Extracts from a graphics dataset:

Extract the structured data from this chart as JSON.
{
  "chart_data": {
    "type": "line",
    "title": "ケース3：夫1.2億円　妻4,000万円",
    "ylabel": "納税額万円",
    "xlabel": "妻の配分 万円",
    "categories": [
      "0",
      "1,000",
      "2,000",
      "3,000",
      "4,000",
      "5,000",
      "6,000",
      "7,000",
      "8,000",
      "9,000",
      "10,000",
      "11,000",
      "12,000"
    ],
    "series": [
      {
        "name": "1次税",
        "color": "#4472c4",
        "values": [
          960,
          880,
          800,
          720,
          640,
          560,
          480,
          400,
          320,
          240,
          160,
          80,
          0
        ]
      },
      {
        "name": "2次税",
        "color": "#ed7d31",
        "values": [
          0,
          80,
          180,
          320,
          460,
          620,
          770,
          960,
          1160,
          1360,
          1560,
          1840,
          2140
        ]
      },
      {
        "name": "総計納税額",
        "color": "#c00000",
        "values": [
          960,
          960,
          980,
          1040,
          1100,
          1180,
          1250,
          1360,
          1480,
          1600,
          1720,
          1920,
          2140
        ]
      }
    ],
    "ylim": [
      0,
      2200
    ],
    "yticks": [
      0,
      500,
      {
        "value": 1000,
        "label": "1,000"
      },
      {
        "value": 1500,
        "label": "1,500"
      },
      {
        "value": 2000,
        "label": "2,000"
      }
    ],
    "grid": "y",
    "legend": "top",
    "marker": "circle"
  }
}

### Written request
Please return the data above exactly as given.

### Response
Extract the structured data from this chart as JSON.
{
  "chart_data": {
    "type": "line",
    "title": "ケース3：夫1.2億円　妻4,000万円",
    "ylabel": "納税額万円",
    "xlabel": "妻の配分 万円",
    "categories": [
      "0",
      "1,000",
      "2,000",
      "3,000",
      "4,000",
      "5,000",
      "6,000",
      "7,000",
      "8,000",
      "9,000",
      "10,000",
      "11,000",
      "12,000"
    ],
    "series": [
      {
        "name": "1次税",
        "color": "#4472c4",
        "values": [
          960,
          880,
          800,
          720,
          640,
          560,
          480,
          400,
          320,
          240,
          160,
          80,
          0
        ]
      },
      {
        "name": "2次税",
        "color": "#ed7d31",
        "values": [
          0,
          80,
          180,
          320,
          460,
          620,
          770,
          960,
          1160,
          1360,
          1560,
          1840,
          2140
        ]
      },
      {
        "name": "総計納税額",
        "color": "#c00000",
        "values": [
          960,
          960,
          980,
          1040,
          1100,
          1180,
          1250,
          1360,
          1480,
          1600,
          1720,
          1920,
          2140
        ]
      }
    ],
    "ylim": [
      0,
      2200
    ],
    "yticks": [
      0,
      500,
      {
        "value": 1000,
        "label": "1,000"
      },
      {
        "value": 1500,
        "label": "1,500"
      },
      {
        "value": 2000,
        "label": "2,000"
      }
    ],
    "grid": "y",
    "legend": "top",
    "marker": "circle"
  }
}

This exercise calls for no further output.